◆ Aim of the task ◆
Filter the data below for the string "points" and copy each matching line.
---- Data supplied
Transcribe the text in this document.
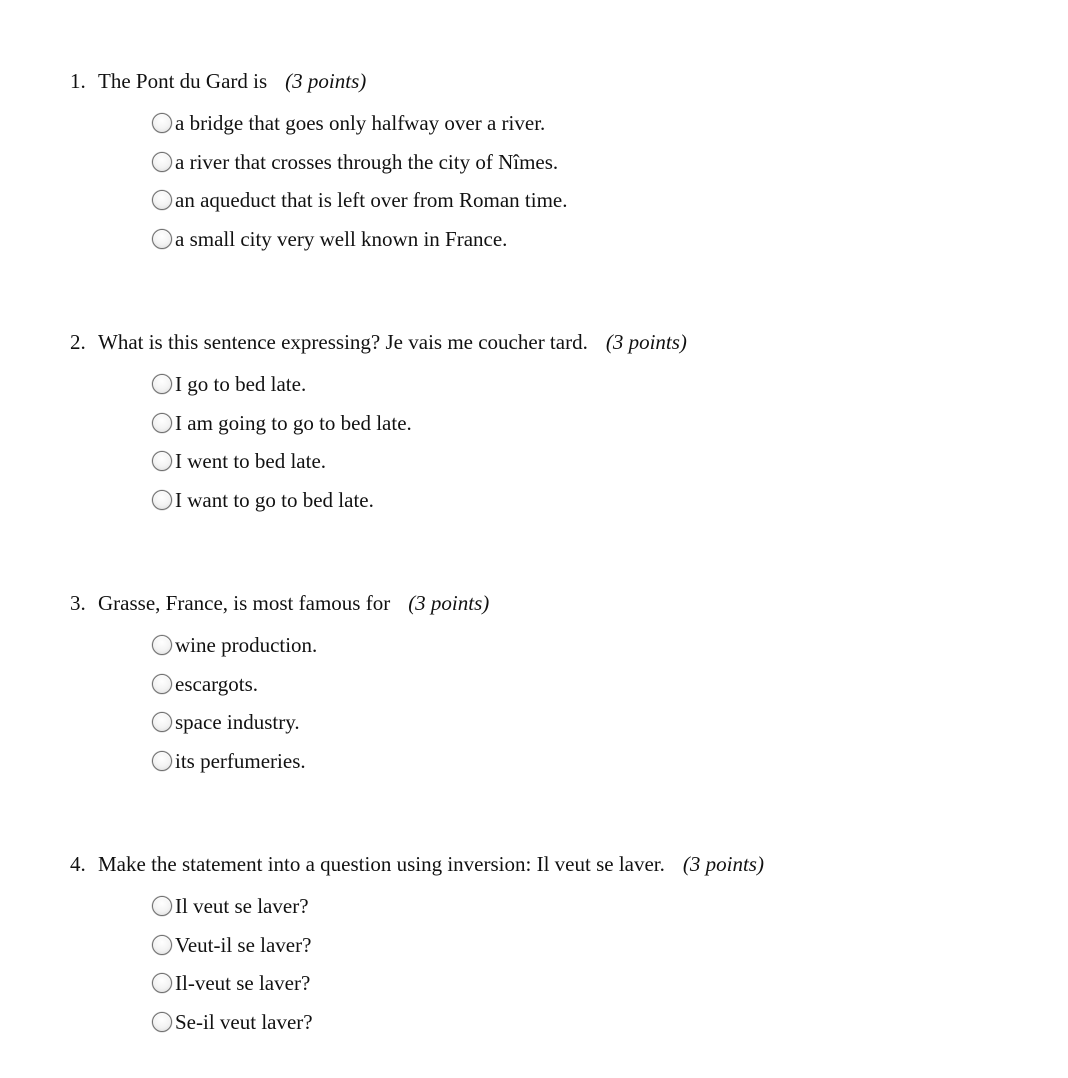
1. The Pont du Gard is (3 points)
a bridge that goes only halfway over a river.
a river that crosses through the city of Nîmes.
an aqueduct that is left over from Roman time.
a small city very well known in France.
2. What is this sentence expressing? Je vais me coucher tard. (3 points)
I go to bed late.
I am going to go to bed late.
I went to bed late.
I want to go to bed late.
3. Grasse, France, is most famous for (3 points)
wine production.
escargots.
space industry.
its perfumeries.
4. Make the statement into a question using inversion: Il veut se laver. (3 points)
Il veut se laver?
Veut-il se laver?
Il-veut se laver?
Se-il veut laver?
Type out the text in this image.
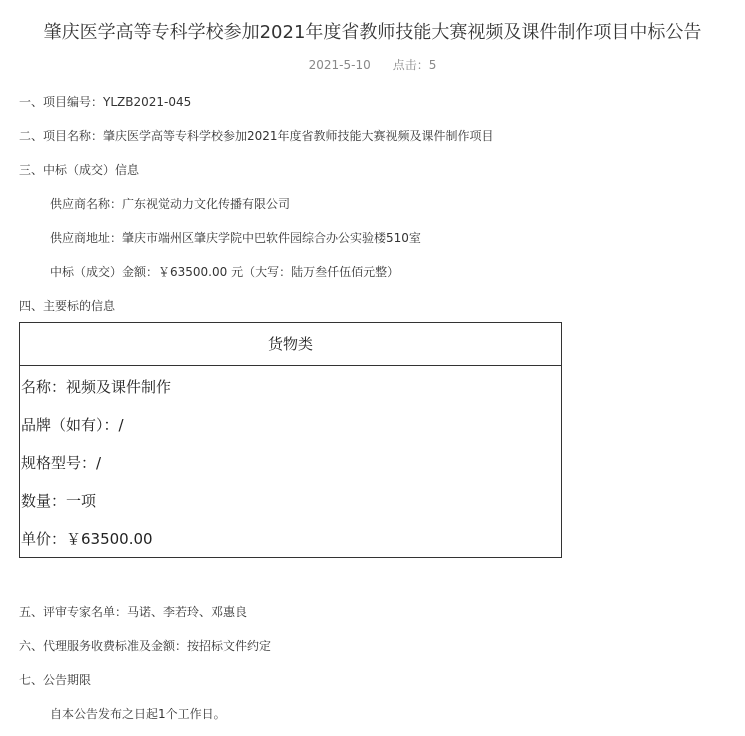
肇庆医学高等专科学校参加2021年度省教师技能大赛视频及课件制作项目中标公告
2021-5-10 点击：5
一、项目编号：YLZB2021-045
二、项目名称：肇庆医学高等专科学校参加2021年度省教师技能大赛视频及课件制作项目
三、中标（成交）信息
供应商名称：广东视觉动力文化传播有限公司
供应商地址：肇庆市端州区肇庆学院中巴软件园综合办公实验楼510室
中标（成交）金额：￥63500.00 元（大写：陆万叁仟伍佰元整）
四、主要标的信息
货物类
名称：视频及课件制作
品牌（如有）：/
规格型号：/
数量：一项
单价：￥63500.00
五、评审专家名单：马诺、李若玲、邓惠良
六、代理服务收费标准及金额：按招标文件约定
七、公告期限
自本公告发布之日起1个工作日。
--------
◆ Solved problem ◆
1. The Pont du Gard is (3 points)
2. What is this sentence expressing? Je vais me coucher tard. (3 points)
3. Grasse, France, is most famous for (3 points)
4. Make the statement into a question using inversion: Il veut se laver. (3 points)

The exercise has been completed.